Request: Exactly as they appear, copy the lines of the listing from the one containing "Extract all readable text from this page." through the final line, both included, and nothing else.

[Items from a data source]

· · ·

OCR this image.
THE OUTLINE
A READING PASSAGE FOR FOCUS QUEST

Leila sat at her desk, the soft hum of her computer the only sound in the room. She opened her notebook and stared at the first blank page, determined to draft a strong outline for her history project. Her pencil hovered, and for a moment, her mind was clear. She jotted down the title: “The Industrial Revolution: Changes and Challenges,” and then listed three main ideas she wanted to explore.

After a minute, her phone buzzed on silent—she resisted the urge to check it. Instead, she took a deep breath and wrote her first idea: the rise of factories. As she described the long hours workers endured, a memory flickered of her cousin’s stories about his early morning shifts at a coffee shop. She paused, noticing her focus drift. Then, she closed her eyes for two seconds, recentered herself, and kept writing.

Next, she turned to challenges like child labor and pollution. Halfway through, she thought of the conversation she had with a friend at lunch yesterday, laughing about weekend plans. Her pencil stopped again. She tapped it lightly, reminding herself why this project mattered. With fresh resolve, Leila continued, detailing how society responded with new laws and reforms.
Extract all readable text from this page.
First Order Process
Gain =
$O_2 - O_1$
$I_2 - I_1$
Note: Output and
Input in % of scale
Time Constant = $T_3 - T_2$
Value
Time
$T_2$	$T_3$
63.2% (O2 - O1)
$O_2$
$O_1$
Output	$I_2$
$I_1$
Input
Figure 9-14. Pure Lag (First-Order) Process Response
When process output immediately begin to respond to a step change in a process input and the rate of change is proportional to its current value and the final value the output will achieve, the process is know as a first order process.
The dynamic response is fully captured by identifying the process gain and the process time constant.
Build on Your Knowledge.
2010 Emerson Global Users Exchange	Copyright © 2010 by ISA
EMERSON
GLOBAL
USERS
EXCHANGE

· · ·

Exercise output:
Extract all readable text from this page.
First Order Process
Gain =
$O_2 - O_1$
$I_2 - I_1$
Note: Output and
Input in % of scale
Time Constant = $T_3 - T_2$
Value
Time
$T_2$	$T_3$
63.2% (O2 - O1)
$O_2$
$O_1$
Output	$I_2$
$I_1$
Input
Figure 9-14. Pure Lag (First-Order) Process Response
When process output immediately begin to respond to a step change in a process input and the rate of change is proportional to its current value and the final value the output will achieve, the process is know as a first order process.
The dynamic response is fully captured by identifying the process gain and the process time constant.
Build on Your Knowledge.
2010 Emerson Global Users Exchange	Copyright © 2010 by ISA
EMERSON
GLOBAL
USERS
EXCHANGE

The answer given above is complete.